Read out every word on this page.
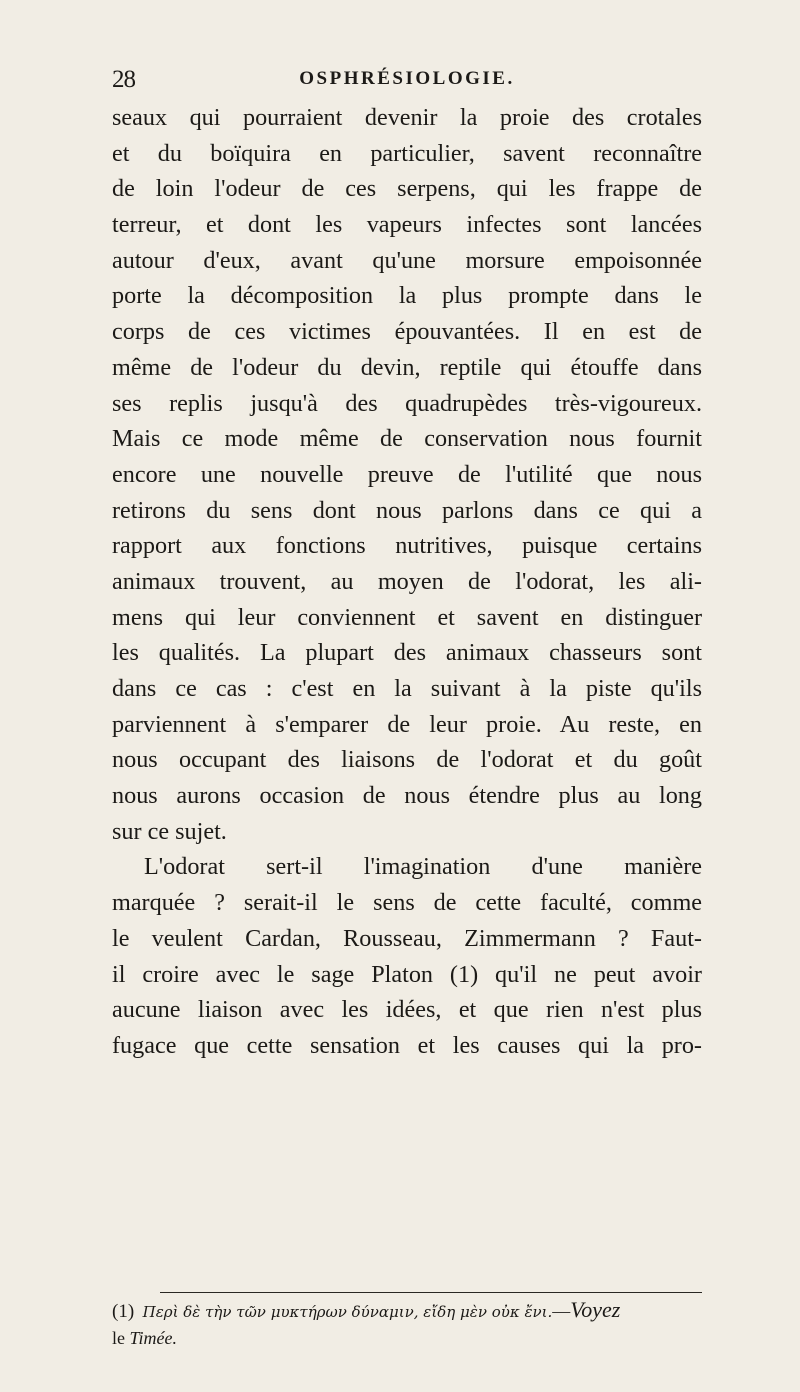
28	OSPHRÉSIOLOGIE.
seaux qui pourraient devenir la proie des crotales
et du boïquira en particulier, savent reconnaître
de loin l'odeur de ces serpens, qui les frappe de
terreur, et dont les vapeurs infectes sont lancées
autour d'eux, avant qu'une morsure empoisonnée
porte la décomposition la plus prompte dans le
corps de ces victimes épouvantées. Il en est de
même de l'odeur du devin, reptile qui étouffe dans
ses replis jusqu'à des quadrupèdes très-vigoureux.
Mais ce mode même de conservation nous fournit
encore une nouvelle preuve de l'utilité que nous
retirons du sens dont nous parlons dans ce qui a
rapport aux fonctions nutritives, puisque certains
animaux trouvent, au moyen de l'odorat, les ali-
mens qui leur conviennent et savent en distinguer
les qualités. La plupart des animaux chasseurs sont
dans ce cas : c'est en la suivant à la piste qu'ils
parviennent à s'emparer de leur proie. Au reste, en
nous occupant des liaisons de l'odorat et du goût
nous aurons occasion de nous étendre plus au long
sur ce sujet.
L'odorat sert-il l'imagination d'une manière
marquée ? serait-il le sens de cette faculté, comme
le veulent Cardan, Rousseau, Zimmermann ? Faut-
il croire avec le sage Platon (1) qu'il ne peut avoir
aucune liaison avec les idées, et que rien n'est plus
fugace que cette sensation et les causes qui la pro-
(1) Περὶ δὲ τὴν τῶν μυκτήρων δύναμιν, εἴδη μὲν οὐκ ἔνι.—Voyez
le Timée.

* * *

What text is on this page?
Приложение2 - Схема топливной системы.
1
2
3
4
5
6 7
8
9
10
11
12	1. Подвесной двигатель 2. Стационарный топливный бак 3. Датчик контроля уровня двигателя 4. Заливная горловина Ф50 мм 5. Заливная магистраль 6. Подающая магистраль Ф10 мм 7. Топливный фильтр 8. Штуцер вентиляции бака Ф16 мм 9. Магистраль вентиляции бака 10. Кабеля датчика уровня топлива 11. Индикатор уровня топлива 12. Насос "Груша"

__SET PROBLEM__. Tell how many lines of the data include the word "sont", and nothing else.

__WRITTEN SOLUTION__. 2